● Dataset records:
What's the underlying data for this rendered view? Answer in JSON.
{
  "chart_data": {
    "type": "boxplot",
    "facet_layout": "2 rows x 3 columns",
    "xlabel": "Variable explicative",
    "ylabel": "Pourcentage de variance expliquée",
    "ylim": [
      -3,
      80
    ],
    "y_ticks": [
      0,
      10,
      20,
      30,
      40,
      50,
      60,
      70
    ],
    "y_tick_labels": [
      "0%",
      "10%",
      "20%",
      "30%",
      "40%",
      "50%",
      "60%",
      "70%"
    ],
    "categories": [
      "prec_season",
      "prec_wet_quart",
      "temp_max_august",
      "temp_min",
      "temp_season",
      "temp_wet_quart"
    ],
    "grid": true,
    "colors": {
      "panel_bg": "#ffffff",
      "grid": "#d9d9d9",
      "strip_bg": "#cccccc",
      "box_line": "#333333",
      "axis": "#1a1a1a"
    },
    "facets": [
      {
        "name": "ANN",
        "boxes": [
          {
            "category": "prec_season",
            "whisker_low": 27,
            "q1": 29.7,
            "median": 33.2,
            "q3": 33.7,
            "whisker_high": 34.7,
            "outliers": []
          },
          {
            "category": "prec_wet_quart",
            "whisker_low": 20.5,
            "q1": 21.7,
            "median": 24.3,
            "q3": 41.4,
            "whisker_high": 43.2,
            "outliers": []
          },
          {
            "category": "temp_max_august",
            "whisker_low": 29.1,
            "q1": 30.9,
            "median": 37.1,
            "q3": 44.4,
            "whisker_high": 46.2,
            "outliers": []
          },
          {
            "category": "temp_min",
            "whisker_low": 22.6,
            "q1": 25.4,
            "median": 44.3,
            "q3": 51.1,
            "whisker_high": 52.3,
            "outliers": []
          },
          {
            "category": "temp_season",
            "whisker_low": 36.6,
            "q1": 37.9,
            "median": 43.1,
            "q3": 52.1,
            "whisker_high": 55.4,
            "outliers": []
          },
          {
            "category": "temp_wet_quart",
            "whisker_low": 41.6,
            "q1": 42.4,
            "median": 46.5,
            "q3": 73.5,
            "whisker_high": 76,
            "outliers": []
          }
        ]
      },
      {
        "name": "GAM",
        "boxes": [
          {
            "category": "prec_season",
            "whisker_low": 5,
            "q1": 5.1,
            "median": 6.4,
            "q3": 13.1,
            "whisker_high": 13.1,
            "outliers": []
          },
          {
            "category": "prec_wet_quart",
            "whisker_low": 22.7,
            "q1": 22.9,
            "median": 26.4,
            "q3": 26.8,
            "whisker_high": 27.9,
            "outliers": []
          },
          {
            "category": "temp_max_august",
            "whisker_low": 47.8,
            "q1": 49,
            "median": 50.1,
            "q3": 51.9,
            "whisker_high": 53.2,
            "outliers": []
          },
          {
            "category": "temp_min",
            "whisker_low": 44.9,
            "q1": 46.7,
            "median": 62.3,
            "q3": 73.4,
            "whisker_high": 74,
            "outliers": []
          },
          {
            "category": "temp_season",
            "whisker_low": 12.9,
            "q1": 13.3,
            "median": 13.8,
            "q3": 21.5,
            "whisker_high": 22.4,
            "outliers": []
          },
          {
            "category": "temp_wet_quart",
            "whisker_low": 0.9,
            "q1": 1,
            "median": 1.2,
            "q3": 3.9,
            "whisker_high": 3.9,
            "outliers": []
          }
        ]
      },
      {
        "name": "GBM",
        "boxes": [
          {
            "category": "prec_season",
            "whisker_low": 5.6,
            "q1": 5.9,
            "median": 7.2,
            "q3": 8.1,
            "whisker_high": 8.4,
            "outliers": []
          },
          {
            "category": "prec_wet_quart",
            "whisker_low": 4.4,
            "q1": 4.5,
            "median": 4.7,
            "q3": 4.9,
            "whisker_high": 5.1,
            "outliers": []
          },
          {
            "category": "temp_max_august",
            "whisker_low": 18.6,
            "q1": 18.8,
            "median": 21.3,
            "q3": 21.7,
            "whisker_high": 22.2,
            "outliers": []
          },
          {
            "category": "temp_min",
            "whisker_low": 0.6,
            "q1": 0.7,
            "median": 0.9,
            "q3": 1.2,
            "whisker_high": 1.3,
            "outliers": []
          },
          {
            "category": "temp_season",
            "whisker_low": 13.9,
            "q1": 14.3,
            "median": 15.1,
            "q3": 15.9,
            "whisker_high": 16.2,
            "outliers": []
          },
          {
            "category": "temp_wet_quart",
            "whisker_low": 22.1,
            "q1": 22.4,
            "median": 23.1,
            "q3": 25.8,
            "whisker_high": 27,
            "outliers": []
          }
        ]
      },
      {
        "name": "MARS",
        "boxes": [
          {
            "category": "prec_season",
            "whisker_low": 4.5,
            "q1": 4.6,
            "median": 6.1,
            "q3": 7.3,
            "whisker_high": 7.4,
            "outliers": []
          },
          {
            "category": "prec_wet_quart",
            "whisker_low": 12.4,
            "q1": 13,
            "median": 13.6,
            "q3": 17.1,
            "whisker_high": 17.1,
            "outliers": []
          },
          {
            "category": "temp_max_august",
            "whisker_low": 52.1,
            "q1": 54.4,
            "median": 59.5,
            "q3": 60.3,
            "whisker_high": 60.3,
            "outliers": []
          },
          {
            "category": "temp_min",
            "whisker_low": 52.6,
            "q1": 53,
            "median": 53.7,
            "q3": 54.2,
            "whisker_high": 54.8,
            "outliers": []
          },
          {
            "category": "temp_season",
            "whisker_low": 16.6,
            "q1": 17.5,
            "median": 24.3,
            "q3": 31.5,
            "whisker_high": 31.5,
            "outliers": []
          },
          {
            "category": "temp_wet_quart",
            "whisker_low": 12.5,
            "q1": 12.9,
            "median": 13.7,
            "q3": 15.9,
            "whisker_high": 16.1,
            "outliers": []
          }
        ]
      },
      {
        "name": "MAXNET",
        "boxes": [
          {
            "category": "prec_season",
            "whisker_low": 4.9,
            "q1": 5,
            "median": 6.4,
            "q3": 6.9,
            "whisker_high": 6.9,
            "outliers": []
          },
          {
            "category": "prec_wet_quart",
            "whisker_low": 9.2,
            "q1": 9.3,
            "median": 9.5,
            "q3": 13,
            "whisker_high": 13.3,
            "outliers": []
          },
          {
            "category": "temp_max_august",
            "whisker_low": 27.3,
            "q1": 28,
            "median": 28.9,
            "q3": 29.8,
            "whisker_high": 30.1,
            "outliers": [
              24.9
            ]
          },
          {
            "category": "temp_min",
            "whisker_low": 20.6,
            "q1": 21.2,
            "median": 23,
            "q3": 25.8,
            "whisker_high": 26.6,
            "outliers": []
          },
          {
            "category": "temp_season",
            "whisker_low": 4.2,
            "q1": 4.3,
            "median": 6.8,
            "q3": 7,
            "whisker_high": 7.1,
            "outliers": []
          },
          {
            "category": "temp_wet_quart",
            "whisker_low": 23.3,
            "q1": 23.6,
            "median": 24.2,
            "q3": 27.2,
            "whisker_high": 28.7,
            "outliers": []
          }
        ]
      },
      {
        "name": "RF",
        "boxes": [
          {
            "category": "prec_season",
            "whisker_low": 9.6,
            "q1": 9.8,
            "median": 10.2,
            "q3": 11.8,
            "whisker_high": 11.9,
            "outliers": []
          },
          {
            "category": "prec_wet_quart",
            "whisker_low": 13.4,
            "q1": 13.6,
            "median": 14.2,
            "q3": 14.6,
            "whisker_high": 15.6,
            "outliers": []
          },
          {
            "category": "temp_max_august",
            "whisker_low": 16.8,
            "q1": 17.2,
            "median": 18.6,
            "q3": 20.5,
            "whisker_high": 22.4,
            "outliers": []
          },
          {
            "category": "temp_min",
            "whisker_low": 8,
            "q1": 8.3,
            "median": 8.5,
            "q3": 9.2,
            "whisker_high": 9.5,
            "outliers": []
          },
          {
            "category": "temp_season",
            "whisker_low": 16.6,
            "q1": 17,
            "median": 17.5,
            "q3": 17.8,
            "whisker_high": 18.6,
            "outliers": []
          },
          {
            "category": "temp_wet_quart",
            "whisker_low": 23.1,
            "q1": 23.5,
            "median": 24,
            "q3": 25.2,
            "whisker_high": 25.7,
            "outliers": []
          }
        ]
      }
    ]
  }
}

● Exercise objective: Find the string "name" in the entries above and return each line that holds it.

● Final result:
        "name": "ANN",
        "name": "GAM",
        "name": "GBM",
        "name": "MARS",
        "name": "MAXNET",
        "name": "RF",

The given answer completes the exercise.